──────── Data shown

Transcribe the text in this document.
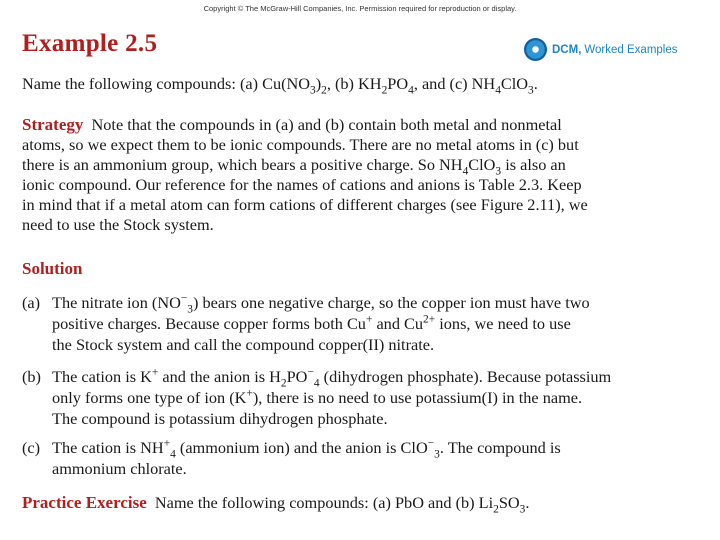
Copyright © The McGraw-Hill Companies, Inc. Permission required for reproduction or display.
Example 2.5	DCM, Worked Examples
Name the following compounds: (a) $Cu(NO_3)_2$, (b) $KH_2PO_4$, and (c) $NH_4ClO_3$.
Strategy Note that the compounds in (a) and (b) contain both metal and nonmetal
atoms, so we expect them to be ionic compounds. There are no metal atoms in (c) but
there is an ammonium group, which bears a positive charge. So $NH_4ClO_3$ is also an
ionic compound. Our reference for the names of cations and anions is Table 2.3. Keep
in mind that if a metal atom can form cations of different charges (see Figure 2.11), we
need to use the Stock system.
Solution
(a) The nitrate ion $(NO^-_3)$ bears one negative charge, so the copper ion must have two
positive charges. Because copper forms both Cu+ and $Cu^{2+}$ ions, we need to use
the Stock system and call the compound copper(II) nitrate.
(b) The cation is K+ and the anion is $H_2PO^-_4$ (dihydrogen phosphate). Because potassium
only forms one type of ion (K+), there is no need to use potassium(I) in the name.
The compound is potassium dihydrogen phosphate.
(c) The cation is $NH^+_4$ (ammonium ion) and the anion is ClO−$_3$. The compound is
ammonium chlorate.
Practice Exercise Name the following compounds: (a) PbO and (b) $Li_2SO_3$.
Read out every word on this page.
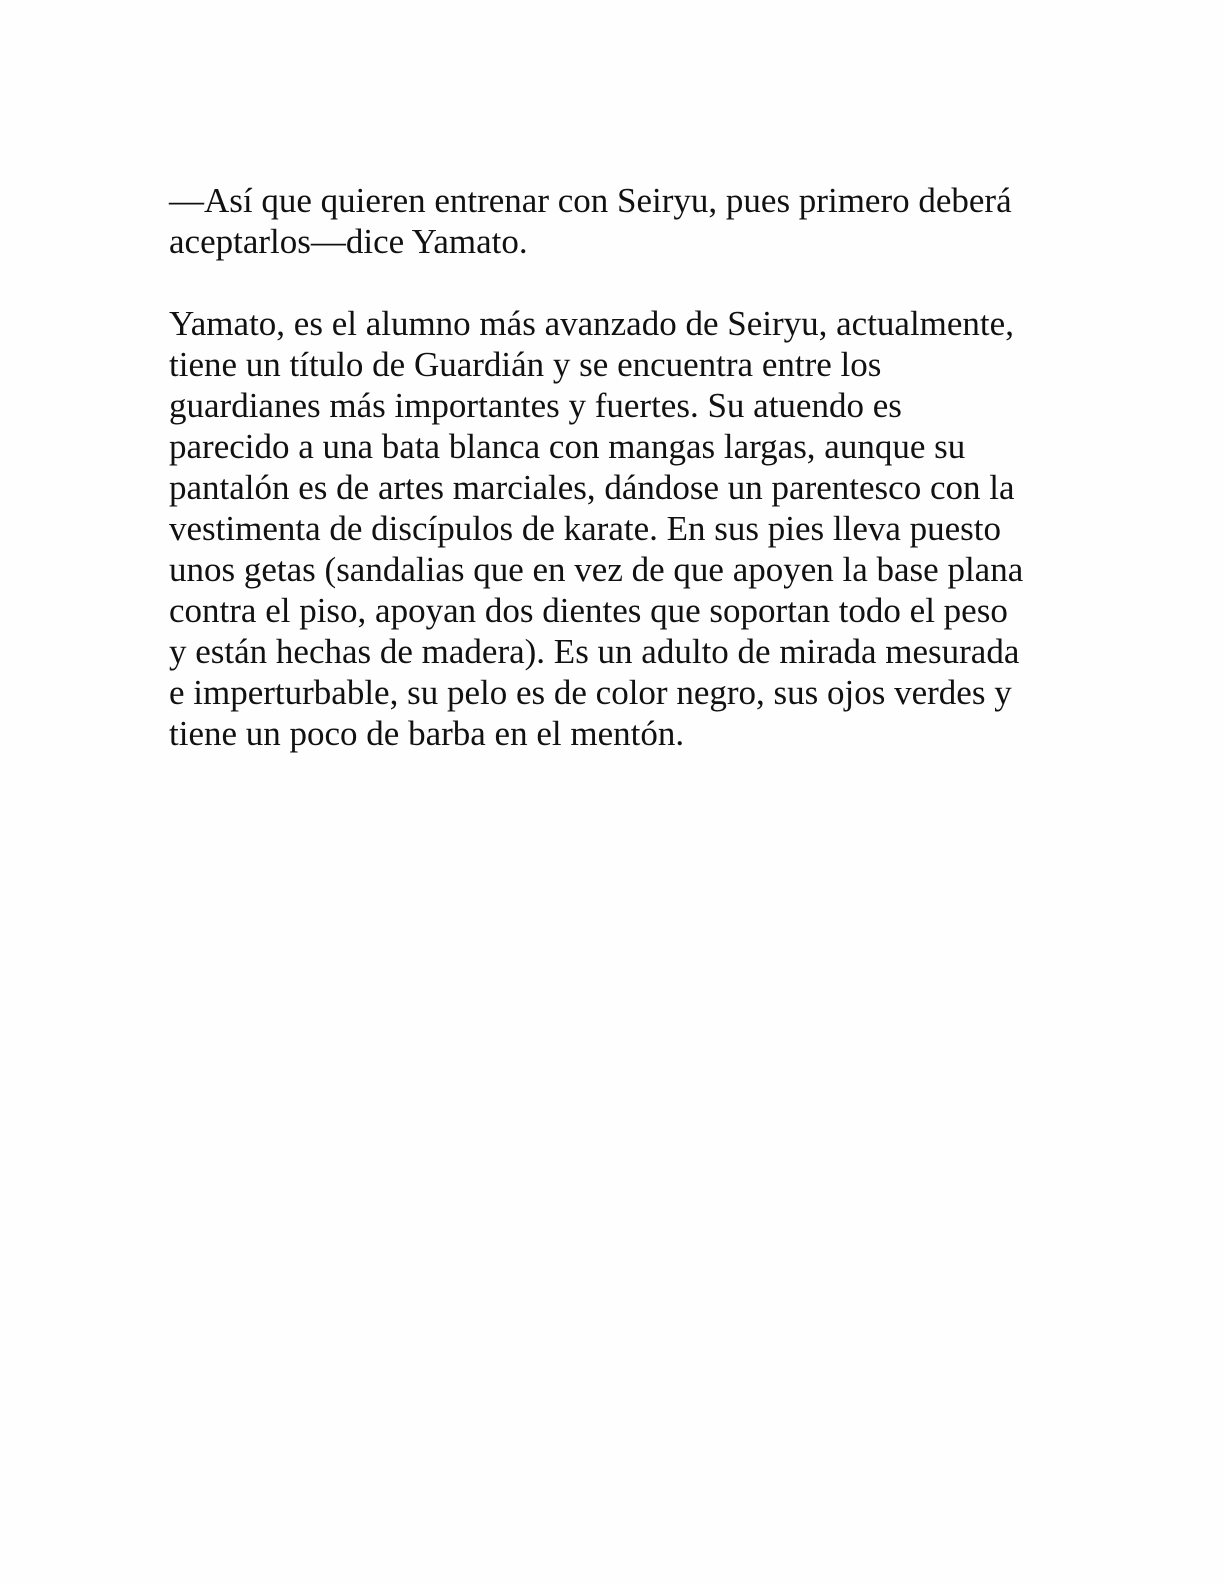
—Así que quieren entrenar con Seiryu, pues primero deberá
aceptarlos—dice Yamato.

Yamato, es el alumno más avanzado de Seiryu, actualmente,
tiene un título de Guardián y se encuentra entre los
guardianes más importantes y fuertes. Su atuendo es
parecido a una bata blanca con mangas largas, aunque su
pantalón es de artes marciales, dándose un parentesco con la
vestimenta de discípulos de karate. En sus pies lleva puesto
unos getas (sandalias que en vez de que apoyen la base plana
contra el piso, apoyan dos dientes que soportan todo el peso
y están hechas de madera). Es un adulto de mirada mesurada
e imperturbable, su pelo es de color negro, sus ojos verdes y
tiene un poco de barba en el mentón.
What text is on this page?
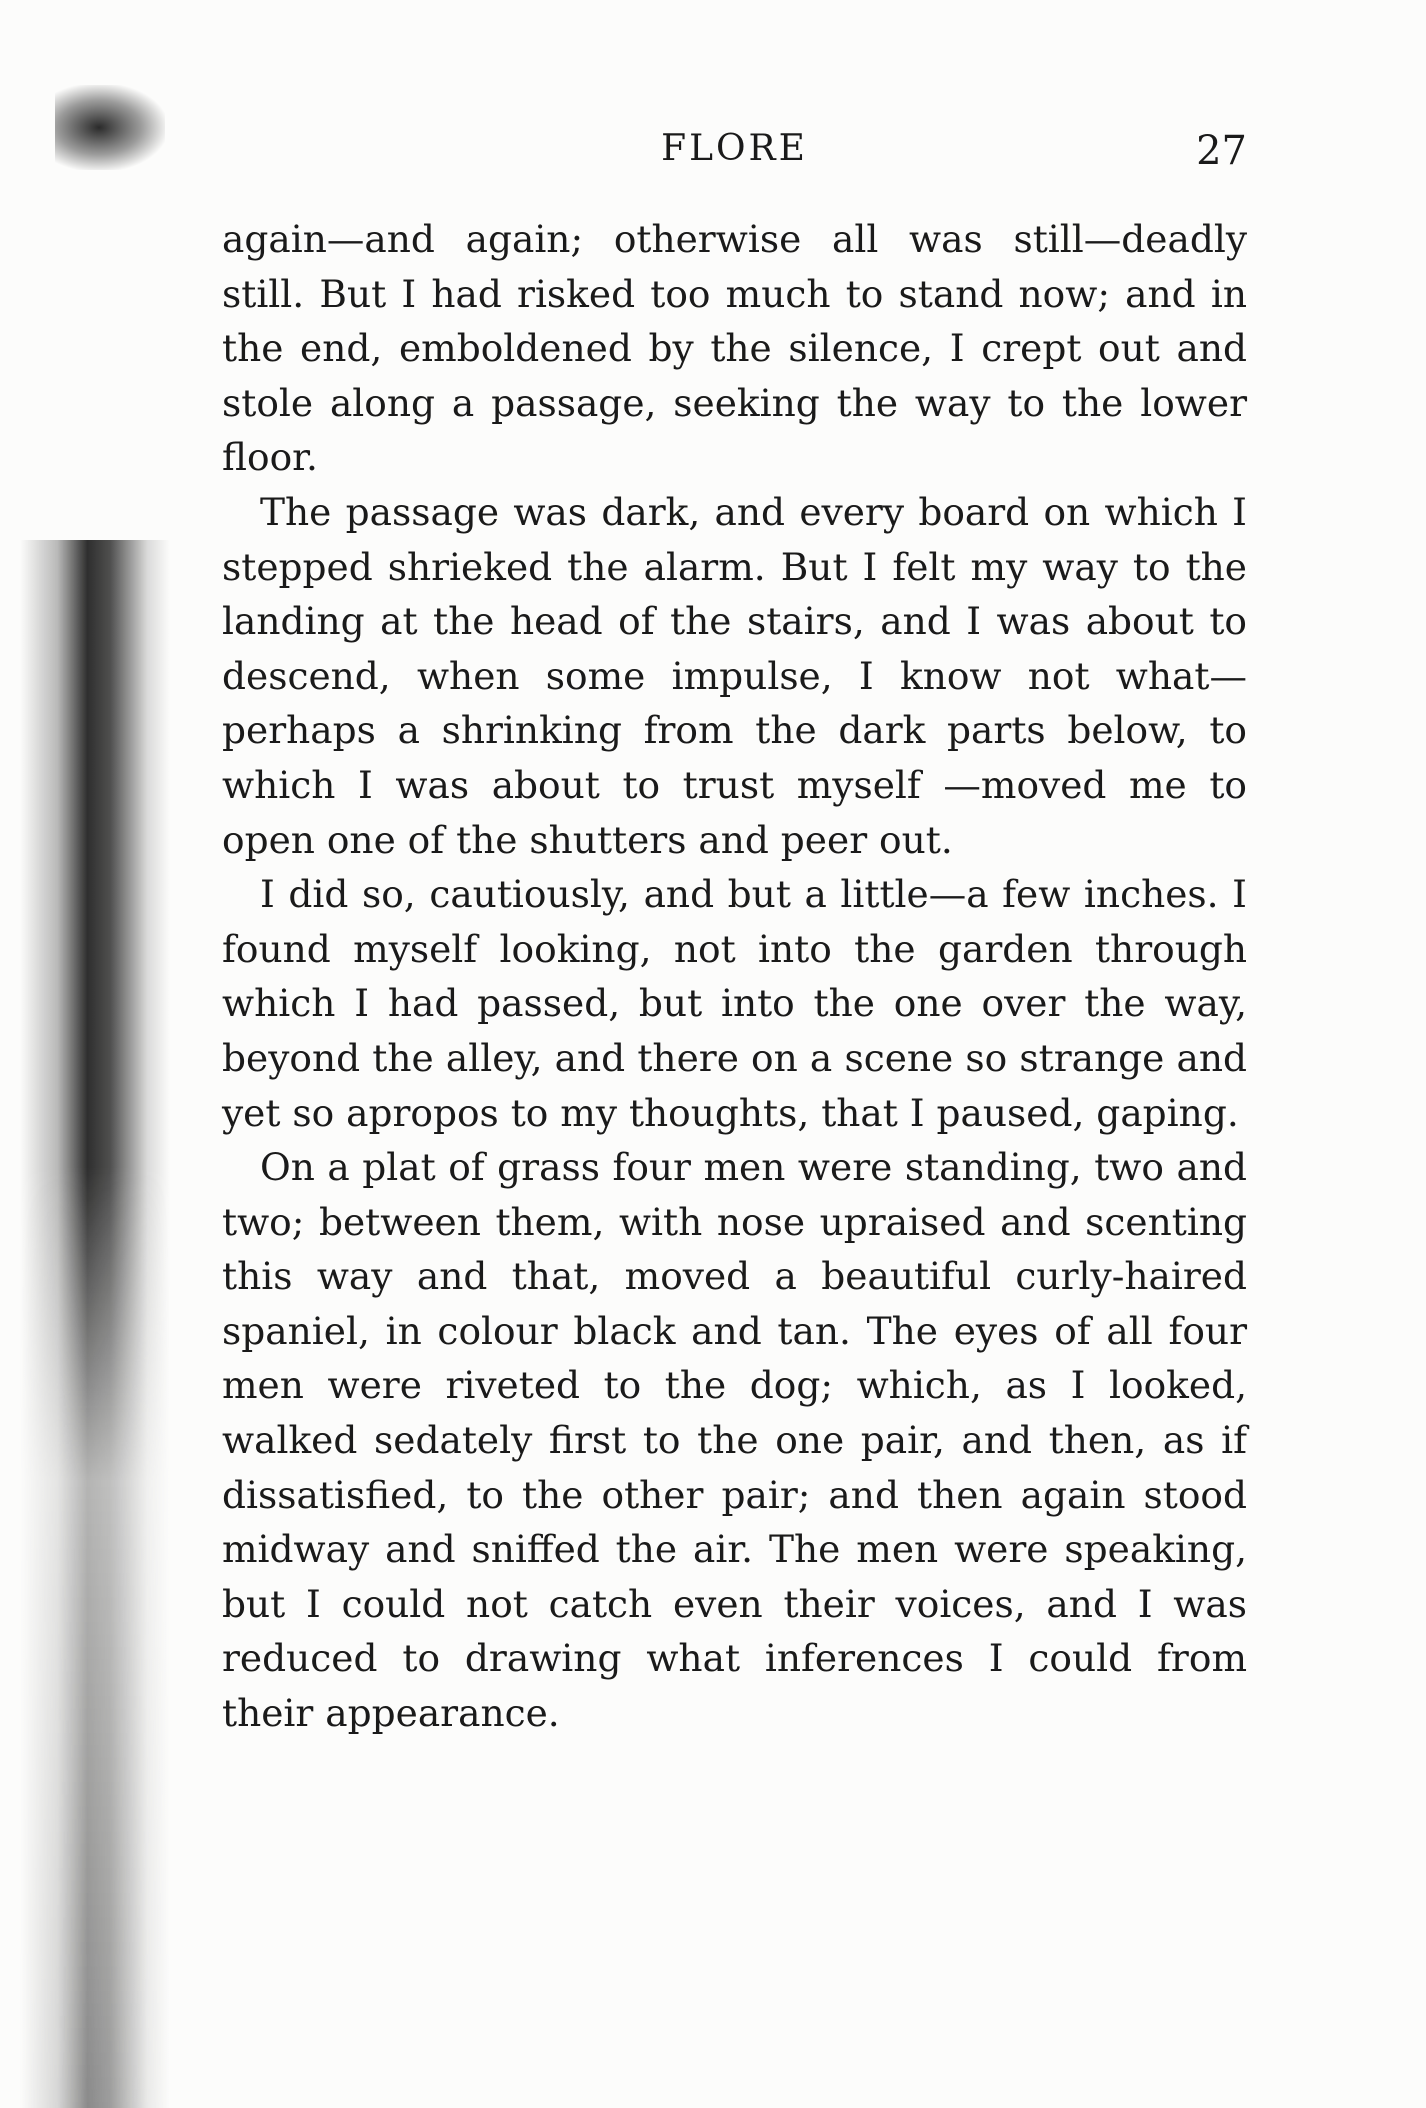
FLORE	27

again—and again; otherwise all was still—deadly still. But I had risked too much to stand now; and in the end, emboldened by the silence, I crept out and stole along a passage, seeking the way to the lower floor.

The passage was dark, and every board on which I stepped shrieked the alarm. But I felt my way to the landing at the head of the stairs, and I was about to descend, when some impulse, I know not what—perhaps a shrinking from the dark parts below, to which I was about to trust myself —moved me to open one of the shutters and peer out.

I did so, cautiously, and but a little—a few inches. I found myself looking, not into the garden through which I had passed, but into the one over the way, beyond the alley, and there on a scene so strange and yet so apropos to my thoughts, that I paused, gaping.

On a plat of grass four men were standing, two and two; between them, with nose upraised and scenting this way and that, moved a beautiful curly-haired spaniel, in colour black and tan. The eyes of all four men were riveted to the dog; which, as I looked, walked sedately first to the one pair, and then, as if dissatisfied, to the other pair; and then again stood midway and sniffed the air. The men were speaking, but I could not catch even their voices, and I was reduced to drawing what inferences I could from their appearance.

────────────────

■ Work to do ■
Using the records above, extract exactly and only the lines from the one with "Read out every word on this page." through the final line, inclusive, leaving out pictures.

■ Reply to the exercise ■
Read out every word on this page.
—Así que quieren entrenar con Seiryu, pues primero deberá
aceptarlos—dice Yamato.

Yamato, es el alumno más avanzado de Seiryu, actualmente,
tiene un título de Guardián y se encuentra entre los
guardianes más importantes y fuertes. Su atuendo es
parecido a una bata blanca con mangas largas, aunque su
pantalón es de artes marciales, dándose un parentesco con la
vestimenta de discípulos de karate. En sus pies lleva puesto
unos getas (sandalias que en vez de que apoyen la base plana
contra el piso, apoyan dos dientes que soportan todo el peso
y están hechas de madera). Es un adulto de mirada mesurada
e imperturbable, su pelo es de color negro, sus ojos verdes y
tiene un poco de barba en el mentón.
What text is on this page?
FLORE	27

again—and again; otherwise all was still—deadly still. But I had risked too much to stand now; and in the end, emboldened by the silence, I crept out and stole along a passage, seeking the way to the lower floor.

The passage was dark, and every board on which I stepped shrieked the alarm. But I felt my way to the landing at the head of the stairs, and I was about to descend, when some impulse, I know not what—perhaps a shrinking from the dark parts below, to which I was about to trust myself —moved me to open one of the shutters and peer out.

I did so, cautiously, and but a little—a few inches. I found myself looking, not into the garden through which I had passed, but into the one over the way, beyond the alley, and there on a scene so strange and yet so apropos to my thoughts, that I paused, gaping.

On a plat of grass four men were standing, two and two; between them, with nose upraised and scenting this way and that, moved a beautiful curly-haired spaniel, in colour black and tan. The eyes of all four men were riveted to the dog; which, as I looked, walked sedately first to the one pair, and then, as if dissatisfied, to the other pair; and then again stood midway and sniffed the air. The men were speaking, but I could not catch even their voices, and I was reduced to drawing what inferences I could from their appearance.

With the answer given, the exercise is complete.